# [CHALLENGE A]
Translate this sentence from the account of the Frick family into Spanish: "The Frick family left behind the two brothers who did not wish to come with them, Michael and Frederick Frick."

# [SUPPLIED TEXT]
# # #

Submitted to "Die Huckere" by Melva Jean (Frick) Shults of Thornton, Colorado

 

THE MISSING PIECE TO OUR PUZZLE

 

In my grandfathers family there was suppose to be a pair of twins, a boy and a girl, but nobody knew who they were. Through diligent work of compiling birth dates of the known family here in the United States, no birth dates matched, so we all assumed they had to be the ones left behind in Russia. There were 2 brothers, who we were told were half brothers, whom did not want to come to the America, so stayed behind.

 

My grandfather's one sister, Catherine Schaff, who lived in Wyoming, would tell her children, that the man in a family picture hanging on their wall was her twin brother, Michael Frick, (This information I got from her daughter Molly, who lives in San Diego, California), but then we thought who was the twin to him? Was she saying she was the other twin?

 

When my Grandfather's family decided to come over here, his family consisted of his mother, Christine Frick (nee Barth), her daughter from a first marriage, Anna Marie Cook, (nee Kock), 3 other daughters, Catherine Elizabeth (Frick) Schaff, Christine (Frick) Huck, (spelling later changed to Hook), Catherina (Frick) Huck and my grandfather, Peter Frick and their spouses and families. They came to join Christine's mother and brother, Catherine Barth, (nee Frank) and Jacob Barth, who were already here, (they were among the first to come to the United States, settling in Campbell, Nebr., later going on to Culbertson, Nebr.). The Frick family left behind the two brothers who did not wish to come with them, Michael and Frederick Frick.

# # #

# [LISTING]
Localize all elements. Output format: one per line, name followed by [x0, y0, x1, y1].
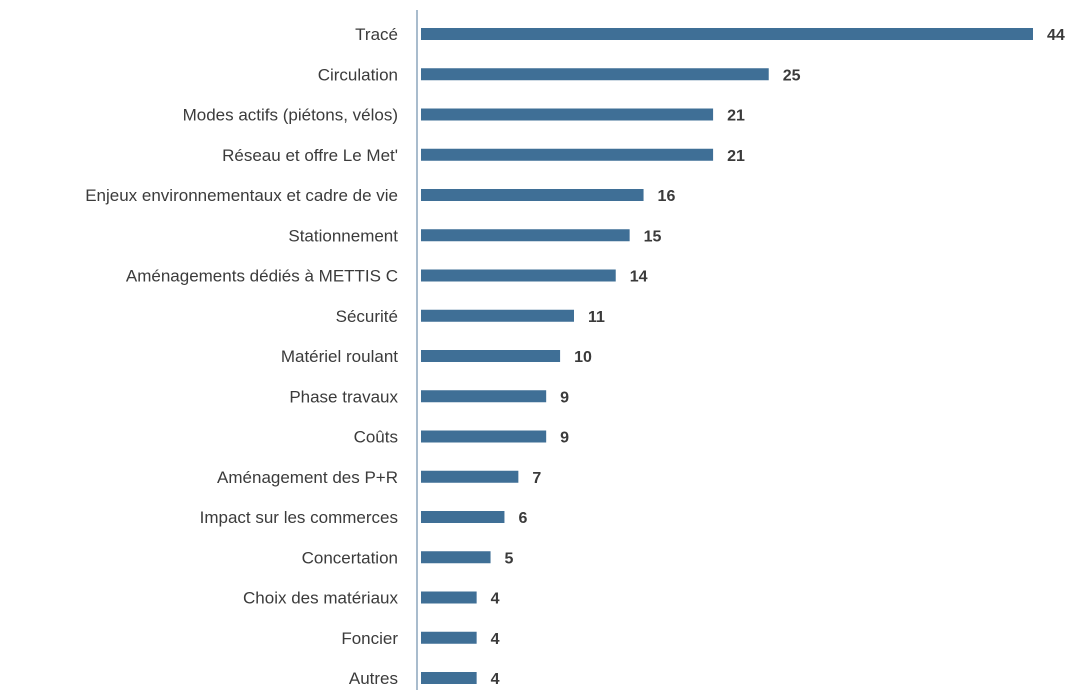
- value-label: 21: [727, 108, 745, 125]
- category-label: Aménagements dédiés à METTIS C: [126, 267, 398, 286]
- category-label: Autres: [349, 669, 398, 688]
- bar: [421, 108, 714, 121]
- value-label: 14: [630, 269, 648, 286]
- value-label: 16: [658, 188, 676, 205]
- value-label: 9: [560, 430, 569, 447]
- bar: [421, 390, 547, 403]
- bar: [421, 430, 547, 443]
- value-label: 9: [560, 389, 569, 406]
- category-label: Modes actifs (piétons, vélos): [183, 106, 398, 125]
- value-label: 5: [505, 550, 514, 567]
- value-label: 15: [644, 228, 662, 245]
- bar: [421, 511, 505, 523]
- value-label: 4: [491, 591, 500, 608]
- category-label: Coûts: [354, 428, 398, 447]
- value-label: 44: [1047, 27, 1065, 44]
- category-label: Phase travaux: [289, 387, 398, 406]
- bar: [421, 189, 644, 201]
- category-label: Stationnement: [288, 226, 398, 245]
- value-label: 10: [574, 349, 592, 366]
- bar: [421, 350, 561, 362]
- value-label: 4: [491, 631, 500, 648]
- bar: [421, 470, 519, 483]
- category-label: Concertation: [302, 548, 398, 567]
- bar: [421, 631, 477, 644]
- bar: [421, 148, 714, 161]
- category-label: Enjeux environnementaux et cadre de vie: [85, 186, 398, 205]
- bar: [421, 269, 616, 282]
- category-label: Impact sur les commerces: [200, 508, 398, 527]
- category-label: Tracé: [355, 25, 398, 44]
- value-label: 11: [588, 309, 605, 326]
- bar: [421, 591, 477, 604]
- bar: [421, 68, 769, 81]
- value-label: 4: [491, 671, 500, 688]
- bars-layer: [421, 28, 1033, 684]
- bar: [421, 28, 1033, 40]
- category-label: Foncier: [341, 629, 398, 648]
- category-label: Réseau et offre Le Met': [222, 146, 398, 165]
- category-label: Circulation: [318, 65, 398, 84]
- category-label: Choix des matériaux: [243, 589, 398, 608]
- bar: [421, 551, 491, 564]
- category-labels-layer: Tracé Circulation Modes actifs (piétons, v…: [85, 25, 398, 688]
- bar: [421, 229, 630, 242]
- category-label: Sécurité: [336, 307, 398, 326]
- value-label: 21: [727, 148, 745, 165]
- category-label: Matériel roulant: [281, 347, 398, 366]
- category-label: Aménagement des P+R: [217, 468, 398, 487]
- value-label: 7: [532, 470, 541, 487]
- bar: [421, 672, 477, 684]
- value-label: 6: [518, 510, 527, 527]
- value-label: 25: [783, 67, 801, 84]
- bar: [421, 309, 574, 322]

# # #

# [CHALLENGE B]
Locate every line of the records containing the string "piétons" and copy each one. Case counts.

# [FINISHED ANSWER A]
La familia Frick dejó atrás a los dos hermanos que no deseaban venir con ellos, Michael y Frederick Frick.

# [FINISHED ANSWER B]
- category-label: Modes actifs (piétons, vélos): [183, 106, 398, 125]
- category-labels-layer: Tracé Circulation Modes actifs (piétons, v…: [85, 25, 398, 688]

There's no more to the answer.